Goal of the exercise: From the listing below, extract each entry exactly as written, minus the images.

Data excerpts:
+ + + +

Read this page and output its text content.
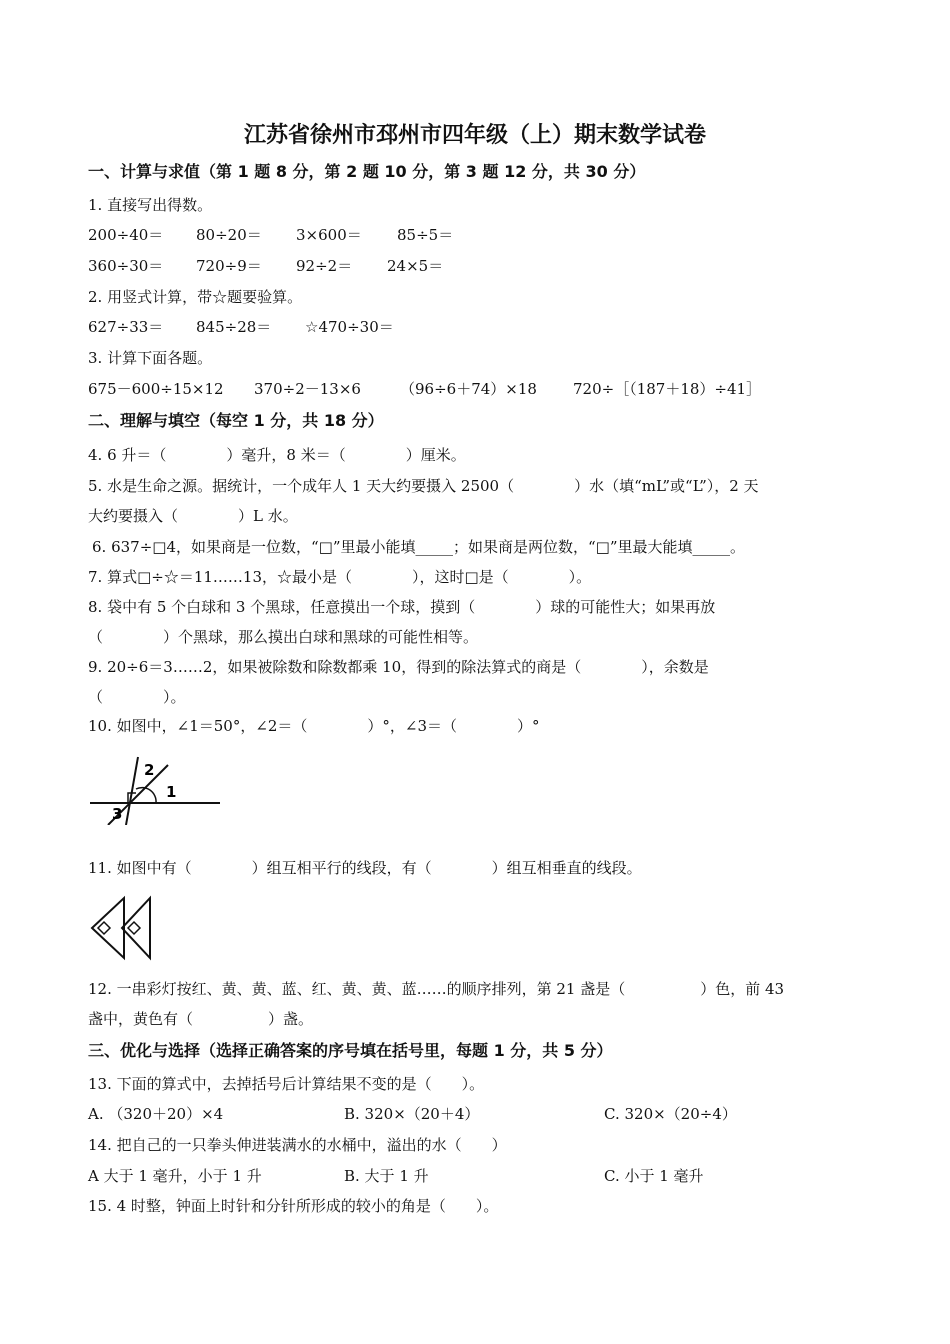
江苏省徐州市邳州市四年级（上）期末数学试卷
一、计算与求值（第 1 题 8 分，第 2 题 10 分，第 3 题 12 分，共 30 分）
1. 直接写出得数。
200÷40＝ 80÷20＝ 3×600＝ 85÷5＝
360÷30＝ 720÷9＝ 92÷2＝ 24×5＝
2. 用竖式计算，带☆题要验算。
627÷33＝ 845÷28＝ ☆470÷30＝
3. 计算下面各题。
675－600÷15×12 370÷2－13×6	（96÷6＋74）×18 720÷［（187＋18）÷41］
二、理解与填空（每空 1 分，共 18 分）
4. 6 升＝（　　　　）毫升，8 米＝（　　　　）厘米。
5. 水是生命之源。据统计，一个成年人 1 天大约要摄入 2500（　　　　）水（填“mL”或“L”），2 天
大约要摄入（　　　　）L 水。
6. 637÷□4，如果商是一位数，“□”里最小能填_____；如果商是两位数，“□”里最大能填_____。
7. 算式□÷☆＝11……13，☆最小是（　　　　），这时□是（　　　　）。
8. 袋中有 5 个白球和 3 个黑球，任意摸出一个球，摸到（　　　　）球的可能性大；如果再放
（　　　　）个黑球，那么摸出白球和黑球的可能性相等。
9. 20÷6＝3……2，如果被除数和除数都乘 10，得到的除法算式的商是（　　　　），余数是
（　　　　）。
10. 如图中，∠1＝50°，∠2＝（　　　　）°，∠3＝（　　　　）°
2
1
3
11. 如图中有（　　　　）组互相平行的线段，有（　　　　）组互相垂直的线段。
12. 一串彩灯按红、黄、黄、蓝、红、黄、黄、蓝……的顺序排列，第 21 盏是（　　　　　）色，前 43
盏中，黄色有（　　　　　）盏。
三、优化与选择（选择正确答案的序号填在括号里，每题 1 分，共 5 分）
13. 下面的算式中，去掉括号后计算结果不变的是（　　）。
A. （320＋20）×4	B. 320×（20＋4）	C. 320×（20÷4）
14. 把自己的一只拳头伸进装满水的水桶中，溢出的水（　　）
A 大于 1 毫升，小于 1 升	B. 大于 1 升	C. 小于 1 毫升
15. 4 时整，钟面上时针和分针所形成的较小的角是（　　）。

+ + + +

Final result:
Read this page and output its text content.
江苏省徐州市邳州市四年级（上）期末数学试卷
一、计算与求值（第 1 题 8 分，第 2 题 10 分，第 3 题 12 分，共 30 分）
1. 直接写出得数。
200÷40＝ 80÷20＝ 3×600＝ 85÷5＝
360÷30＝ 720÷9＝ 92÷2＝ 24×5＝
2. 用竖式计算，带☆题要验算。
627÷33＝ 845÷28＝ ☆470÷30＝
3. 计算下面各题。
675－600÷15×12 370÷2－13×6	（96÷6＋74）×18 720÷［（187＋18）÷41］
二、理解与填空（每空 1 分，共 18 分）
4. 6 升＝（　　　　）毫升，8 米＝（　　　　）厘米。
5. 水是生命之源。据统计，一个成年人 1 天大约要摄入 2500（　　　　）水（填“mL”或“L”），2 天
大约要摄入（　　　　）L 水。
6. 637÷□4，如果商是一位数，“□”里最小能填_____；如果商是两位数，“□”里最大能填_____。
7. 算式□÷☆＝11……13，☆最小是（　　　　），这时□是（　　　　）。
8. 袋中有 5 个白球和 3 个黑球，任意摸出一个球，摸到（　　　　）球的可能性大；如果再放
（　　　　）个黑球，那么摸出白球和黑球的可能性相等。
9. 20÷6＝3……2，如果被除数和除数都乘 10，得到的除法算式的商是（　　　　），余数是
（　　　　）。
10. 如图中，∠1＝50°，∠2＝（　　　　）°，∠3＝（　　　　）°
2
1
3
11. 如图中有（　　　　）组互相平行的线段，有（　　　　）组互相垂直的线段。
12. 一串彩灯按红、黄、黄、蓝、红、黄、黄、蓝……的顺序排列，第 21 盏是（　　　　　）色，前 43
盏中，黄色有（　　　　　）盏。
三、优化与选择（选择正确答案的序号填在括号里，每题 1 分，共 5 分）
13. 下面的算式中，去掉括号后计算结果不变的是（　　）。
A. （320＋20）×4	B. 320×（20＋4）	C. 320×（20÷4）
14. 把自己的一只拳头伸进装满水的水桶中，溢出的水（　　）
A 大于 1 毫升，小于 1 升	B. 大于 1 升	C. 小于 1 毫升
15. 4 时整，钟面上时针和分针所形成的较小的角是（　　）。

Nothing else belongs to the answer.